- **Aim**: Check each line of the data below for the word "para", then extract the ones that have it.

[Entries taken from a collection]
▶

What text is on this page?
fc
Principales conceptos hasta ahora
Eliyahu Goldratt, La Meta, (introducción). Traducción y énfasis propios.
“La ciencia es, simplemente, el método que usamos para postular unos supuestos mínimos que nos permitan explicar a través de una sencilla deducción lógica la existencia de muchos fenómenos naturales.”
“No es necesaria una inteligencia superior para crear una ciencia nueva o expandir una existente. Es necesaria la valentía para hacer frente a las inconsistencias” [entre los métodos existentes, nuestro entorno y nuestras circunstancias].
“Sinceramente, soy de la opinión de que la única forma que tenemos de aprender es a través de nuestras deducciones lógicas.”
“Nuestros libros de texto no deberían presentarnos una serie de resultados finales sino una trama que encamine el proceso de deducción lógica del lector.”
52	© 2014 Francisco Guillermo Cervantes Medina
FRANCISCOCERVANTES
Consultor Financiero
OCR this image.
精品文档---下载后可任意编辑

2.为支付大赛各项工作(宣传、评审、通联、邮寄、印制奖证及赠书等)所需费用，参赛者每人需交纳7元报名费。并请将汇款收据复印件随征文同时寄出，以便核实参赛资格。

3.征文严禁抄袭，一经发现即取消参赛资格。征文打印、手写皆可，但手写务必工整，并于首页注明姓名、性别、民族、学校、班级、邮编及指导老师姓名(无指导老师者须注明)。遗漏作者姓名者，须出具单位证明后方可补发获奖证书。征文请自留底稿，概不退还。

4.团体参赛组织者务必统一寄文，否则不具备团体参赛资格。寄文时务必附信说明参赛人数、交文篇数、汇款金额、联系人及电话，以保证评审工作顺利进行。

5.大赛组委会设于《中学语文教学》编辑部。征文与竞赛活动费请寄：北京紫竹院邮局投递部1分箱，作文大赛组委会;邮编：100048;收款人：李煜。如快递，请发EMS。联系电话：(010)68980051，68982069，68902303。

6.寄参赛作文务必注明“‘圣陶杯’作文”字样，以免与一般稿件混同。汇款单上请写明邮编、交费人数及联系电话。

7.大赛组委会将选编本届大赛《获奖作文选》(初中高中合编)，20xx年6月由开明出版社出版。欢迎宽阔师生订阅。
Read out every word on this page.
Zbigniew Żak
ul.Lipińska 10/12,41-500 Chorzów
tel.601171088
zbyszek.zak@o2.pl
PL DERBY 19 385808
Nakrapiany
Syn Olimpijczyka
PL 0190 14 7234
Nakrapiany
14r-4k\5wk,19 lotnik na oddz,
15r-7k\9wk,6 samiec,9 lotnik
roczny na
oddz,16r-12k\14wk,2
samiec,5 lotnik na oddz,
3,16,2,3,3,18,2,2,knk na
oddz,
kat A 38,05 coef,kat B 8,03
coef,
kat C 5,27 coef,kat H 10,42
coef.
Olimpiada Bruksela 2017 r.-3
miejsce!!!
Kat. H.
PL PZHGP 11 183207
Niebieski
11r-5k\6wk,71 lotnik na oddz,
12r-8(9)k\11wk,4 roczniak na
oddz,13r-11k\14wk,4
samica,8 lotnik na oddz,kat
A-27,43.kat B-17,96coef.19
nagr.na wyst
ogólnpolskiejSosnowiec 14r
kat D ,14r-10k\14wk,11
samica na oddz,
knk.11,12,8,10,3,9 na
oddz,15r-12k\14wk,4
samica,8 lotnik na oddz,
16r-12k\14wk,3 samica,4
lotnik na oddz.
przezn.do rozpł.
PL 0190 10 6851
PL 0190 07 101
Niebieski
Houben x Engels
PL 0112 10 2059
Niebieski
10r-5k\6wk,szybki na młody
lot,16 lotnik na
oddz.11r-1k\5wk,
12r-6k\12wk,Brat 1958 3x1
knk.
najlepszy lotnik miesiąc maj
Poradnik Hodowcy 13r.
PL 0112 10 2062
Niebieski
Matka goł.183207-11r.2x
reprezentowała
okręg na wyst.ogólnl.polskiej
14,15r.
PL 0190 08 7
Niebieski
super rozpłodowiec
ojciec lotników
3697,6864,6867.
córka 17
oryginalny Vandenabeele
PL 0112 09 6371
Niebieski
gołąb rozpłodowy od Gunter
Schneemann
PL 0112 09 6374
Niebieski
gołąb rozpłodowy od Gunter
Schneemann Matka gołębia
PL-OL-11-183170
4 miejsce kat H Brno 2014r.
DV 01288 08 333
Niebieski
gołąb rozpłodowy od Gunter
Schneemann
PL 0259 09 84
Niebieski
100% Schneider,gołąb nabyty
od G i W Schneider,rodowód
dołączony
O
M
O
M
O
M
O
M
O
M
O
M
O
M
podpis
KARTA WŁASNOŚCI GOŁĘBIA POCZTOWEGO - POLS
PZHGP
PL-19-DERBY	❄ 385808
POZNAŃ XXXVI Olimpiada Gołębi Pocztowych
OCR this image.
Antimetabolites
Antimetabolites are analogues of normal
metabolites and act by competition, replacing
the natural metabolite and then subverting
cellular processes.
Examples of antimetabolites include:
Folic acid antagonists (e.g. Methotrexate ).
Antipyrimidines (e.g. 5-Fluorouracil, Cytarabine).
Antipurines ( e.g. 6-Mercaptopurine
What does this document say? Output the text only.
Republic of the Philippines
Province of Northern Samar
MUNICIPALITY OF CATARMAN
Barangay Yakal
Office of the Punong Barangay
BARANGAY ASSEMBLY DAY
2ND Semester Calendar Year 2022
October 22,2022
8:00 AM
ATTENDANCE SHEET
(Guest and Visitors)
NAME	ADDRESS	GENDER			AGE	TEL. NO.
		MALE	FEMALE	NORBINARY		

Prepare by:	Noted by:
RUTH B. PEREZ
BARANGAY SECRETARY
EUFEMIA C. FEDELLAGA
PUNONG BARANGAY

◀

- **Final result**:
“La ciencia es, simplemente, el método que usamos para postular unos supuestos mínimos que nos permitan explicar a través de una sencilla deducción lógica la existencia de muchos fenómenos naturales.”
“No es necesaria una inteligencia superior para crear una ciencia nueva o expandir una existente. Es necesaria la valentía para hacer frente a las inconsistencias” [entre los métodos existentes, nuestro entorno y nuestras circunstancias].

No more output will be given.